* [Objective]
Edit the lines below, from the first one through the line holding "detail-label: Tip: bbox=[41, 414, 68, 431]", inclusive, so that "Price" becomes "Cost" and nothing else changes. Give back only those lines.

(Saved entries)
==============================

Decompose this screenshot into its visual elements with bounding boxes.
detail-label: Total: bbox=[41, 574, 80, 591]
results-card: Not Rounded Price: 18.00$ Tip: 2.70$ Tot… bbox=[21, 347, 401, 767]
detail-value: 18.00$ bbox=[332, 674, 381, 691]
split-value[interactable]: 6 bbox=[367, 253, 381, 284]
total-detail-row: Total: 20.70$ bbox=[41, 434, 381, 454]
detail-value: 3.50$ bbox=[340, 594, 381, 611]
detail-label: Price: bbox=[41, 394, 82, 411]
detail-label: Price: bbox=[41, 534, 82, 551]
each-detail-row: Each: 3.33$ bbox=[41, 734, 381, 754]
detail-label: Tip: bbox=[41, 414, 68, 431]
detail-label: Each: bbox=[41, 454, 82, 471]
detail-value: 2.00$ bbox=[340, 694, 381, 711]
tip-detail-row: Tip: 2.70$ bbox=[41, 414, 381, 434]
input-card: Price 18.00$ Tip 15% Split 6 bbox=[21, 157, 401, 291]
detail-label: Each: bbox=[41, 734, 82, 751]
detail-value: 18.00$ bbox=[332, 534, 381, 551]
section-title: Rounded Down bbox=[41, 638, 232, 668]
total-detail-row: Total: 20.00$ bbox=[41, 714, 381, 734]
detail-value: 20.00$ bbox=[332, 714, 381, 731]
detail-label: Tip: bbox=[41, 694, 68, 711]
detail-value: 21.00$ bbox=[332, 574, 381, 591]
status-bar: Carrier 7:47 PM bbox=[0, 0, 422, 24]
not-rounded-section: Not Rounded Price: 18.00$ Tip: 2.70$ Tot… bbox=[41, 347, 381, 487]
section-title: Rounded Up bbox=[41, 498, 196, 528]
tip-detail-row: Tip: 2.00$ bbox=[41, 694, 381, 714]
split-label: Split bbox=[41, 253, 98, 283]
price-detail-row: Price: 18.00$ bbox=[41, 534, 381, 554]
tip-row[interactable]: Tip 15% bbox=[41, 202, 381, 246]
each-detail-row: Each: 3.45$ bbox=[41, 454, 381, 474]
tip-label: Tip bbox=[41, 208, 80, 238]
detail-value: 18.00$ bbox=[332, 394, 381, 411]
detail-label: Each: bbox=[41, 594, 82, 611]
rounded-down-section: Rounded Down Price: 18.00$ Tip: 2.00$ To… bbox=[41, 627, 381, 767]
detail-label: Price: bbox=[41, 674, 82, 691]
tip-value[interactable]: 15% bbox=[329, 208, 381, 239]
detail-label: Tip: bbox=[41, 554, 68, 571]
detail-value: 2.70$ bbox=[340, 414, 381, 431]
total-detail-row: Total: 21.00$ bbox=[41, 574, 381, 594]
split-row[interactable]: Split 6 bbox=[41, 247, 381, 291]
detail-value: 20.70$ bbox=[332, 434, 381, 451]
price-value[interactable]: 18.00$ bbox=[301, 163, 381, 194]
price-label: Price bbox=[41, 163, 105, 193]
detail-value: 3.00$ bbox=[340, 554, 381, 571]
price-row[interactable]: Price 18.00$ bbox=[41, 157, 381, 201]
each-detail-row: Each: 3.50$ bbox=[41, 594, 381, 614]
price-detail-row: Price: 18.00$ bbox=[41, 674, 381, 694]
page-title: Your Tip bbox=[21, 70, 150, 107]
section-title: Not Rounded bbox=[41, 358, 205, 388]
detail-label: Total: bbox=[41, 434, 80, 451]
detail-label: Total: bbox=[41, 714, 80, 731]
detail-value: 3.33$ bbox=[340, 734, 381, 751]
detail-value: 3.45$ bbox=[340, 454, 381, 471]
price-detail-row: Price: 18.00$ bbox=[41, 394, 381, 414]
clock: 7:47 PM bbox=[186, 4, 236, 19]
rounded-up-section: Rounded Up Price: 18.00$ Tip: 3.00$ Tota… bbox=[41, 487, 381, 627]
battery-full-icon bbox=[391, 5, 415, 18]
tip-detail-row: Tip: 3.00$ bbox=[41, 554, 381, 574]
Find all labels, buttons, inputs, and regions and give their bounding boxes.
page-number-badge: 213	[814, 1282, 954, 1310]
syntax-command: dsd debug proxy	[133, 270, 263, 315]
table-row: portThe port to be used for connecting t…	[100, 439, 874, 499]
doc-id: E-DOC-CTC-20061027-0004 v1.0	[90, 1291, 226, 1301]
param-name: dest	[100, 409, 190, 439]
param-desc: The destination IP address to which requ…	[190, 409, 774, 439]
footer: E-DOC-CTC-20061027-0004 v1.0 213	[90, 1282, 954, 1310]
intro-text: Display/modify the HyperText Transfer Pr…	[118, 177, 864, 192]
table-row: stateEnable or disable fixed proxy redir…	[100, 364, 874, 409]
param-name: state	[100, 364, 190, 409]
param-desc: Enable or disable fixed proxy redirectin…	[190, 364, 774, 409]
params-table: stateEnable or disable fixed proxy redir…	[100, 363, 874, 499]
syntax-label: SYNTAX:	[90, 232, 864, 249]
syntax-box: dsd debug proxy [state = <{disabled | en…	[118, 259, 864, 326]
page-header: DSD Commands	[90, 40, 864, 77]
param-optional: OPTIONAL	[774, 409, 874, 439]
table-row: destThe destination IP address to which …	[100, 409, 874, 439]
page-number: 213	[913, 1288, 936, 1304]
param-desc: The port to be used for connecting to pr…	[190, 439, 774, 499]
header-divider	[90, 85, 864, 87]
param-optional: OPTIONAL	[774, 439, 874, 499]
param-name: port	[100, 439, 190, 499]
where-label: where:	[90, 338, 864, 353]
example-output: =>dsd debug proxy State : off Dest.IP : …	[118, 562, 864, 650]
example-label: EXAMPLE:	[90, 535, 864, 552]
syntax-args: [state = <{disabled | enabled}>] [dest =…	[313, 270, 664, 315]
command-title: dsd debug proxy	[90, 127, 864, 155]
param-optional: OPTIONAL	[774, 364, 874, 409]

==============================

* [Response to the task]
Decompose this screenshot into its visual elements with bounding boxes.
detail-label: Total: bbox=[41, 574, 80, 591]
results-card: Not Rounded Cost: 18.00$ Tip: 2.70$ Tot… bbox=[21, 347, 401, 767]
detail-value: 18.00$ bbox=[332, 674, 381, 691]
split-value[interactable]: 6 bbox=[367, 253, 381, 284]
total-detail-row: Total: 20.70$ bbox=[41, 434, 381, 454]
detail-value: 3.50$ bbox=[340, 594, 381, 611]
detail-label: Cost: bbox=[41, 394, 82, 411]
detail-label: Cost: bbox=[41, 534, 82, 551]
each-detail-row: Each: 3.33$ bbox=[41, 734, 381, 754]
detail-label: Tip: bbox=[41, 414, 68, 431]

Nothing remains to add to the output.